+++ MATERIAL FOR THIS EXERCISE

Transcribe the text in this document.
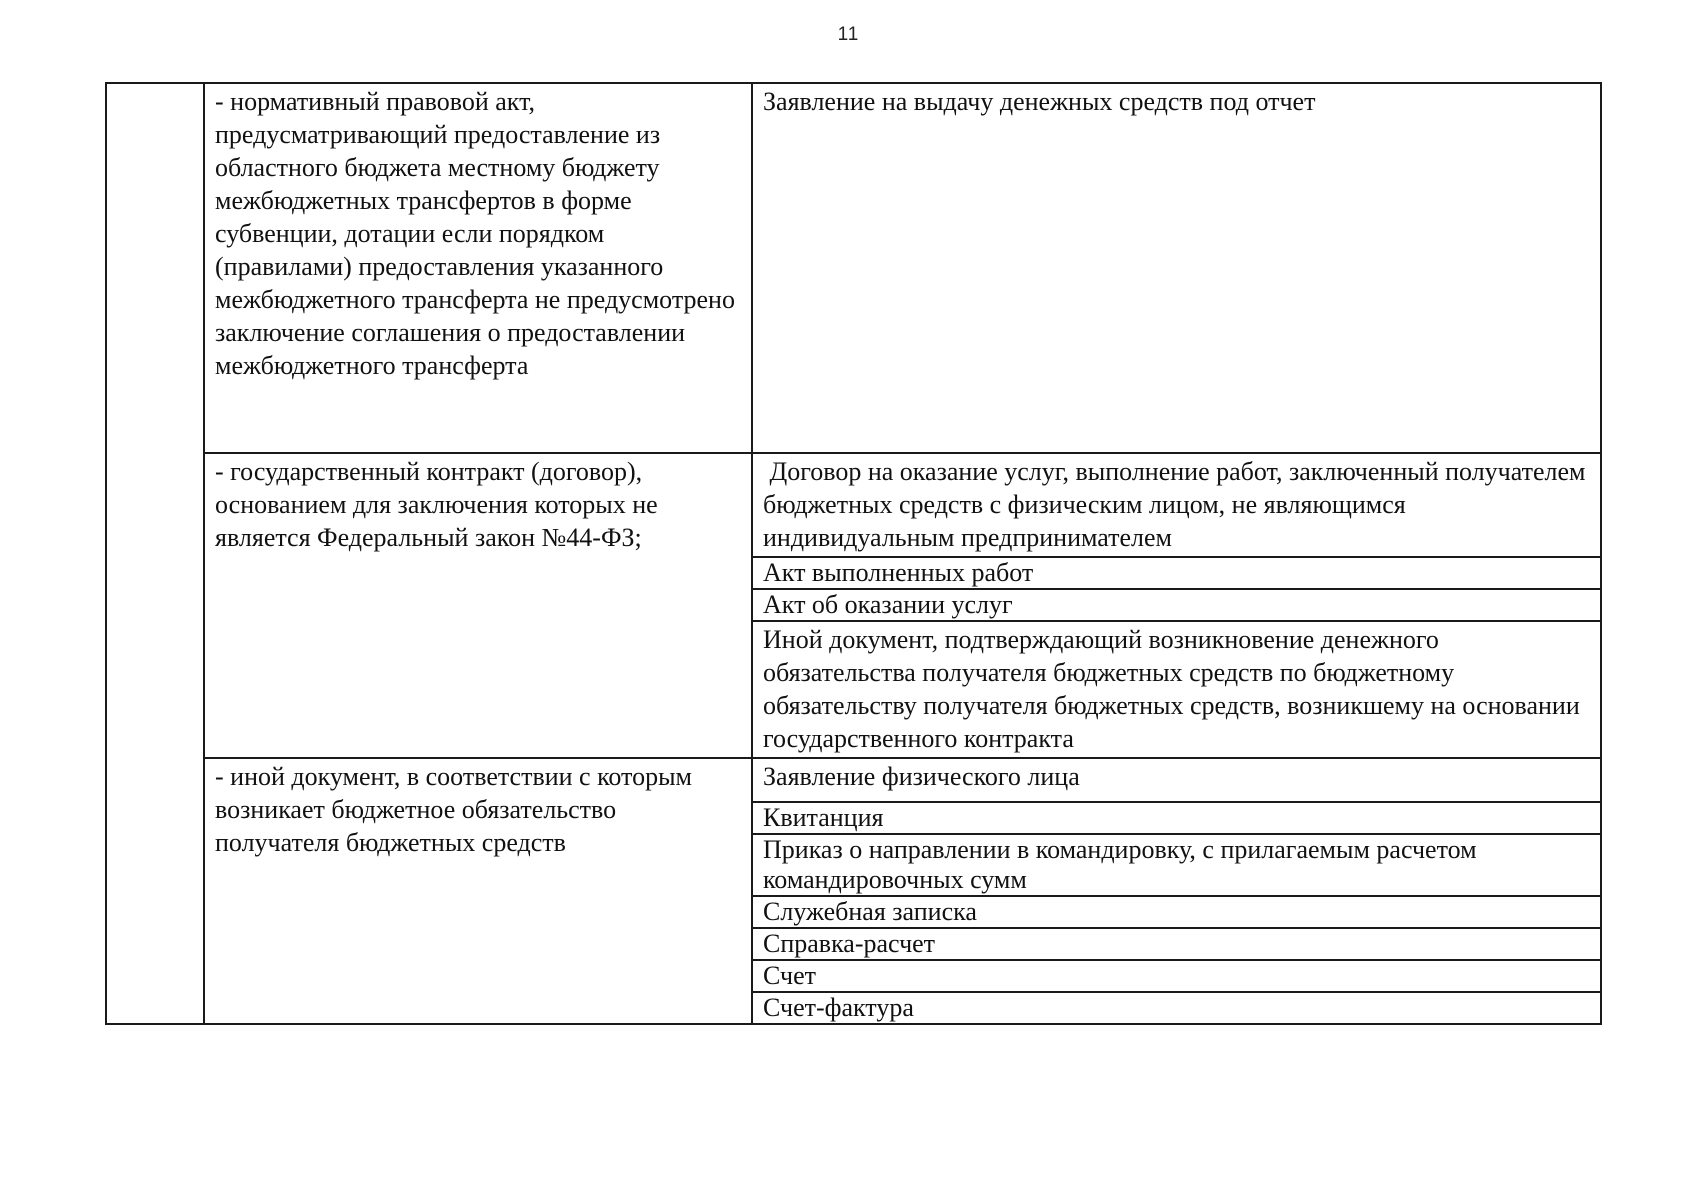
11
	- нормативный правовой акт, предусматривающий предоставление из областного бюджета местному бюджету межбюджетных трансфертов в форме субвенции, дотации если порядком (правилами) предоставления указанного межбюджетного трансферта не предусмотрено заключение соглашения о предоставлении межбюджетного трансферта	Заявление на выдачу денежных средств под отчет
	- государственный контракт (договор), основанием для заключения которых не является Федеральный закон №44-ФЗ;	Договор на оказание услуг, выполнение работ, заключенный получателем бюджетных средств с физическим лицом, не являющимся индивидуальным предпринимателем
		Акт выполненных работ
		Акт об оказании услуг
		Иной документ, подтверждающий возникновение денежного обязательства получателя бюджетных средств по бюджетному обязательству получателя бюджетных средств, возникшему на основании государственного контракта
	- иной документ, в соответствии с которым возникает бюджетное обязательство получателя бюджетных средств	Заявление физического лица
		Квитанция
		Приказ о направлении в командировку, с прилагаемым расчетом командировочных сумм
		Служебная записка
		Справка-расчет
		Счет
		Счет-фактура
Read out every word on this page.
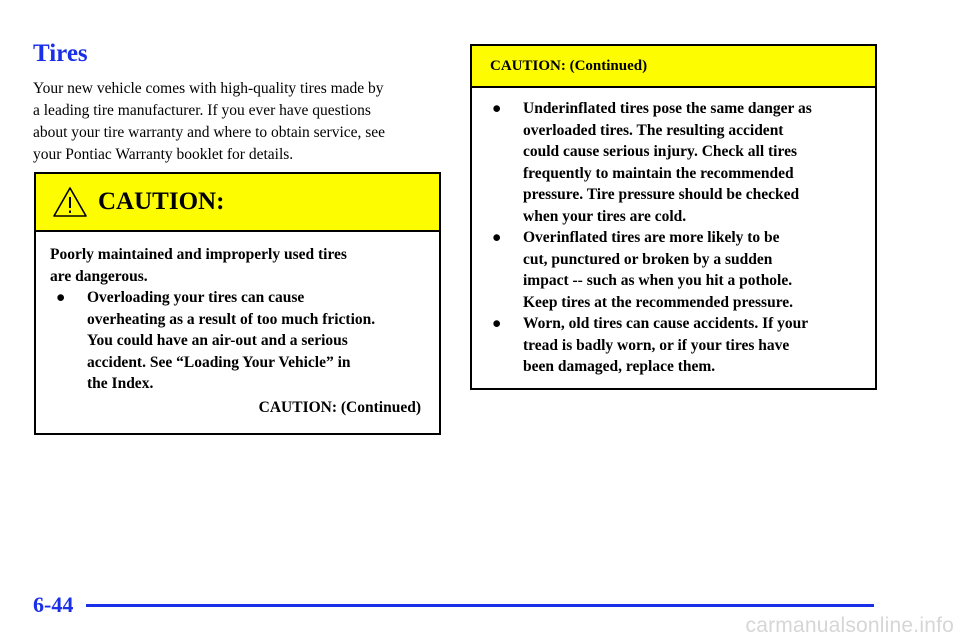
Tires
Your new vehicle comes with high-quality tires made by
a leading tire manufacturer. If you ever have questions
about your tire warranty and where to obtain service, see
your Pontiac Warranty booklet for details.
CAUTION:
Poorly maintained and improperly used tires
are dangerous.
●	Overloading your tires can cause
overheating as a result of too much friction.
You could have an air-out and a serious
accident. See “Loading Your Vehicle” in
the Index.
CAUTION: (Continued)
CAUTION: (Continued)
●	Underinflated tires pose the same danger as
overloaded tires. The resulting accident
could cause serious injury. Check all tires
frequently to maintain the recommended
pressure. Tire pressure should be checked
when your tires are cold.
●	Overinflated tires are more likely to be
cut, punctured or broken by a sudden
impact -- such as when you hit a pothole.
Keep tires at the recommended pressure.
●	Worn, old tires can cause accidents. If your
tread is badly worn, or if your tires have
been damaged, replace them.
6-44
carmanualsonline.info
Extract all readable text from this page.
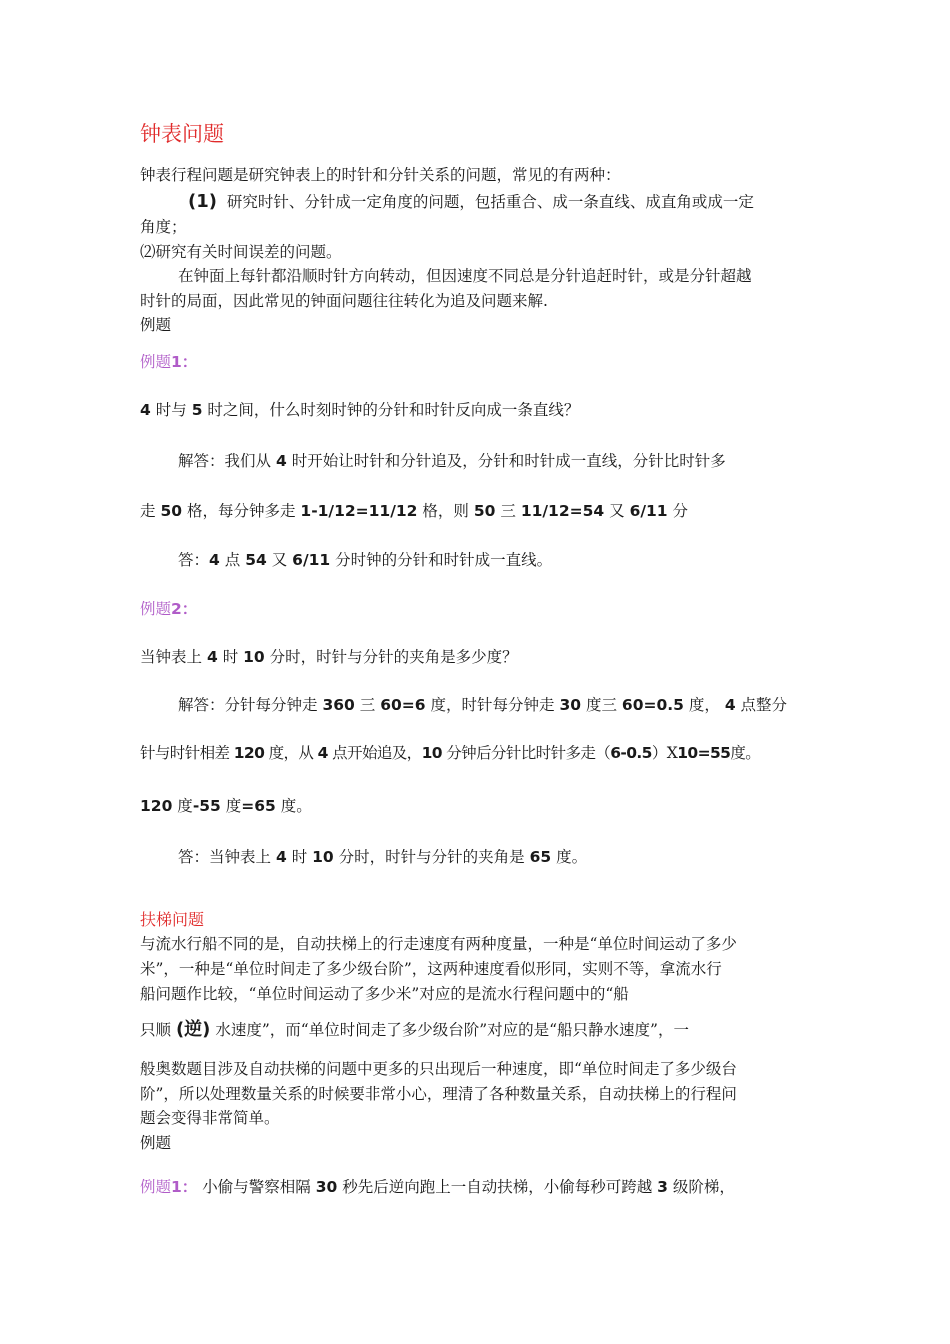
钟表问题
钟表行程问题是研究钟表上的时针和分针关系的问题，常见的有两种：
(1) 研究时针、分针成一定角度的问题，包括重合、成一条直线、成直角或成一定
角度；
⑵研究有关时间误差的问题。
在钟面上每针都沿顺时针方向转动，但因速度不同总是分针追赶时针，或是分针超越
时针的局面，因此常见的钟面问题往往转化为追及问题来解.
例题
例题1：
4 时与 5 时之间，什么时刻时钟的分针和时针反向成一条直线？
解答：我们从 4 时开始让时针和分针追及，分针和时针成一直线，分针比时针多
走 50 格，每分钟多走 1-1/12=11/12 格，则 50 三 11/12=54 又 6/11 分
答：4 点 54 又 6/11 分时钟的分针和时针成一直线。
例题2：
当钟表上 4 时 10 分时，时针与分针的夹角是多少度？
解答：分针每分钟走 360 三 60=6 度，时针每分钟走 30 度三 60=0.5 度， 4 点整分
针与时针相差 120 度，从 4 点开始追及，10 分钟后分针比时针多走（6-0.5）X10=55度。
120 度-55 度=65 度。
答：当钟表上 4 时 10 分时，时针与分针的夹角是 65 度。
扶梯问题
与流水行船不同的是，自动扶梯上的行走速度有两种度量，一种是“单位时间运动了多少
米”，一种是“单位时间走了多少级台阶”，这两种速度看似形同，实则不等，拿流水行
船问题作比较，“单位时间运动了多少米”对应的是流水行程问题中的“船
只顺 (逆) 水速度”，而“单位时间走了多少级台阶”对应的是“船只静水速度”，一
般奥数题目涉及自动扶梯的问题中更多的只出现后一种速度，即“单位时间走了多少级台
阶”，所以处理数量关系的时候要非常小心，理清了各种数量关系，自动扶梯上的行程问
题会变得非常简单。
例题
例题1： 小偷与警察相隔 30 秒先后逆向跑上一自动扶梯，小偷每秒可跨越 3 级阶梯，
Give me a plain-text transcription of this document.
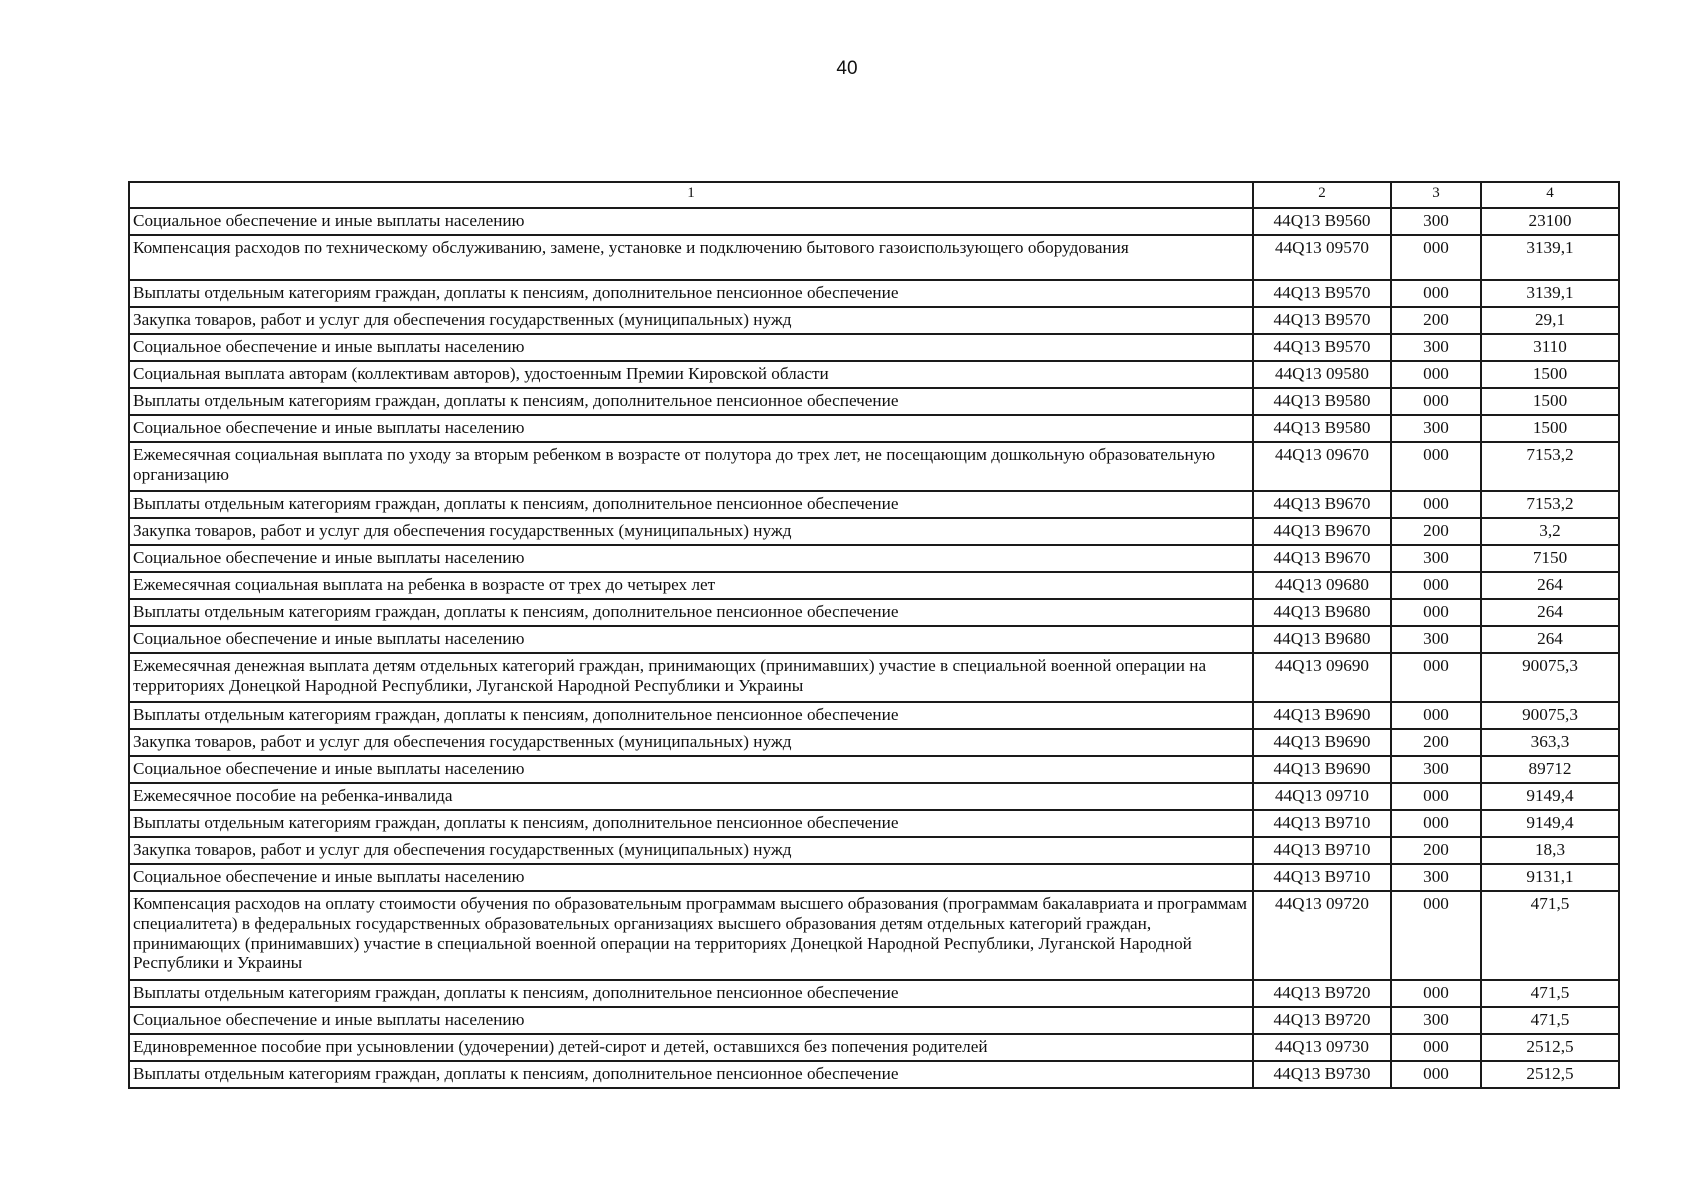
40
1	2	3	4
Социальное обеспечение и иные выплаты населению	44Q13 B9560	300	23100
Компенсация расходов по техническому обслуживанию, замене, установке и подключению бытового газоиспользующего оборудования	44Q13 09570	000	3139,1
Выплаты отдельным категориям граждан, доплаты к пенсиям, дополнительное пенсионное обеспечение	44Q13 B9570	000	3139,1
Закупка товаров, работ и услуг для обеспечения государственных (муниципальных) нужд	44Q13 B9570	200	29,1
Социальное обеспечение и иные выплаты населению	44Q13 B9570	300	3110
Социальная выплата авторам (коллективам авторов), удостоенным Премии Кировской области	44Q13 09580	000	1500
Выплаты отдельным категориям граждан, доплаты к пенсиям, дополнительное пенсионное обеспечение	44Q13 B9580	000	1500
Социальное обеспечение и иные выплаты населению	44Q13 B9580	300	1500
Ежемесячная социальная выплата по уходу за вторым ребенком в возрасте от полутора до трех лет, не посещающим дошкольную образовательную организацию	44Q13 09670	000	7153,2
Выплаты отдельным категориям граждан, доплаты к пенсиям, дополнительное пенсионное обеспечение	44Q13 B9670	000	7153,2
Закупка товаров, работ и услуг для обеспечения государственных (муниципальных) нужд	44Q13 B9670	200	3,2
Социальное обеспечение и иные выплаты населению	44Q13 B9670	300	7150
Ежемесячная социальная выплата на ребенка в возрасте от трех до четырех лет	44Q13 09680	000	264
Выплаты отдельным категориям граждан, доплаты к пенсиям, дополнительное пенсионное обеспечение	44Q13 B9680	000	264
Социальное обеспечение и иные выплаты населению	44Q13 B9680	300	264
Ежемесячная денежная выплата детям отдельных категорий граждан, принимающих (принимавших) участие в специальной военной операции на территориях Донецкой Народной Республики, Луганской Народной Республики и Украины	44Q13 09690	000	90075,3
Выплаты отдельным категориям граждан, доплаты к пенсиям, дополнительное пенсионное обеспечение	44Q13 B9690	000	90075,3
Закупка товаров, работ и услуг для обеспечения государственных (муниципальных) нужд	44Q13 B9690	200	363,3
Социальное обеспечение и иные выплаты населению	44Q13 B9690	300	89712
Ежемесячное пособие на ребенка-инвалида	44Q13 09710	000	9149,4
Выплаты отдельным категориям граждан, доплаты к пенсиям, дополнительное пенсионное обеспечение	44Q13 B9710	000	9149,4
Закупка товаров, работ и услуг для обеспечения государственных (муниципальных) нужд	44Q13 B9710	200	18,3
Социальное обеспечение и иные выплаты населению	44Q13 B9710	300	9131,1
Компенсация расходов на оплату стоимости обучения по образовательным программам высшего образования (программам бакалавриата и программам специалитета) в федеральных государственных образовательных организациях высшего образования детям отдельных категорий граждан, принимающих (принимавших) участие в специальной военной операции на территориях Донецкой Народной Республики, Луганской Народной Республики и Украины	44Q13 09720	000	471,5
Выплаты отдельным категориям граждан, доплаты к пенсиям, дополнительное пенсионное обеспечение	44Q13 B9720	000	471,5
Социальное обеспечение и иные выплаты населению	44Q13 B9720	300	471,5
Единовременное пособие при усыновлении (удочерении) детей-сирот и детей, оставшихся без попечения родителей	44Q13 09730	000	2512,5
Выплаты отдельным категориям граждан, доплаты к пенсиям, дополнительное пенсионное обеспечение	44Q13 B9730	000	2512,5
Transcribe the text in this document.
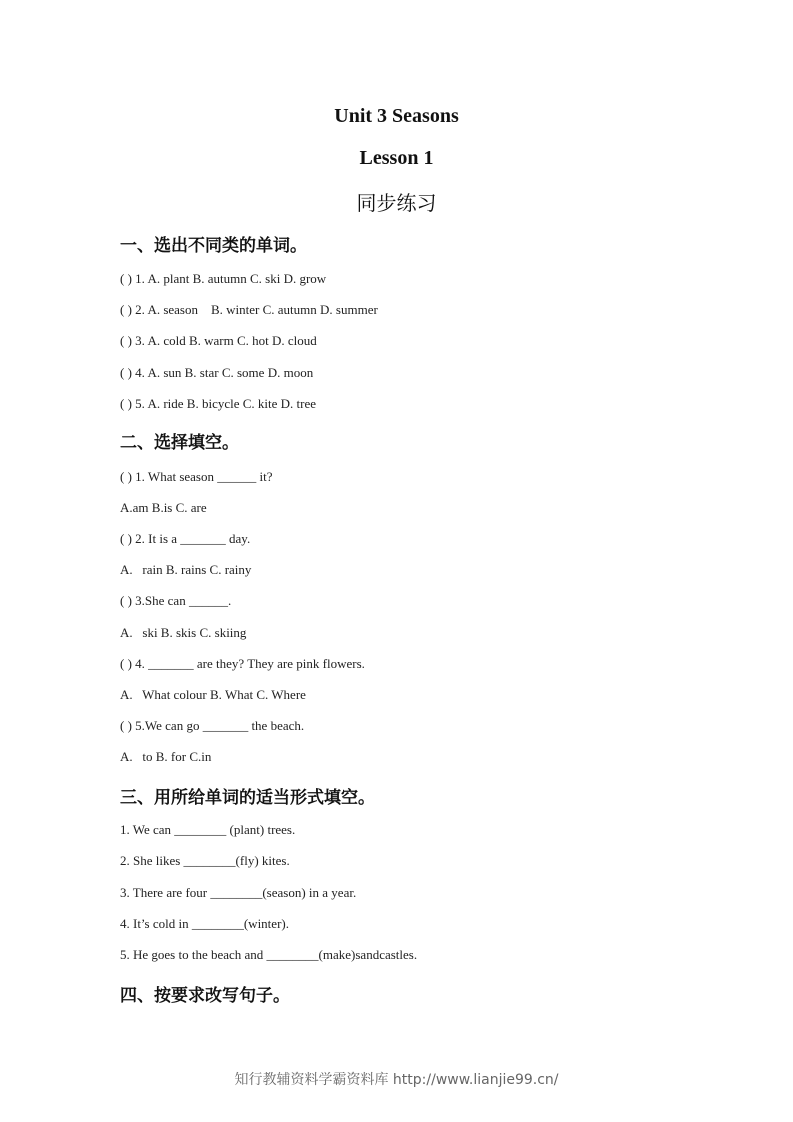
Unit 3 Seasons
Lesson 1
同步练习
一、选出不同类的单词。
( ) 1. A. plant B. autumn C. ski D. grow
( ) 2. A. season    B. winter C. autumn D. summer
( ) 3. A. cold B. warm C. hot D. cloud
( ) 4. A. sun B. star C. some D. moon
( ) 5. A. ride B. bicycle C. kite D. tree
二、选择填空。
( ) 1. What season ______ it?
A.am B.is C. are
( ) 2. It is a _______ day.
A.   rain B. rains C. rainy
( ) 3.She can ______.
A.   ski B. skis C. skiing
( ) 4. _______ are they? They are pink flowers.
A.   What colour B. What C. Where
( ) 5.We can go _______ the beach.
A.   to B. for C.in
三、用所给单词的适当形式填空。
1. We can ________ (plant) trees.
2. She likes ________(fly) kites.
3. There are four ________(season) in a year.
4. It’s cold in ________(winter).
5. He goes to the beach and ________(make)sandcastles.
四、按要求改写句子。
知行教辅资料学霸资料库 http://www.lianjie99.cn/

++++++

* _WHAT NEEDS TO BE DONE_
Filter the records above for lines containing the word "территориях", and copy those lines.

* _RESULT OF THIS TASK_
Ежемесячная денежная выплата детям отдельных категорий граждан, принимающих (принимавших) участие в специальной военной операции на территориях Донецкой Народной Республики, Луганской Народной Республики и Украины	44Q13 09690	000	90075,3
Компенсация расходов на оплату стоимости обучения по образовательным программам высшего образования (программам бакалавриата и программам специалитета) в федеральных государственных образовательных организациях высшего образования детям отдельных категорий граждан, принимающих (принимавших) участие в специальной военной операции на территориях Донецкой Народной Республики, Луганской Народной Республики и Украины	44Q13 09720	000	471,5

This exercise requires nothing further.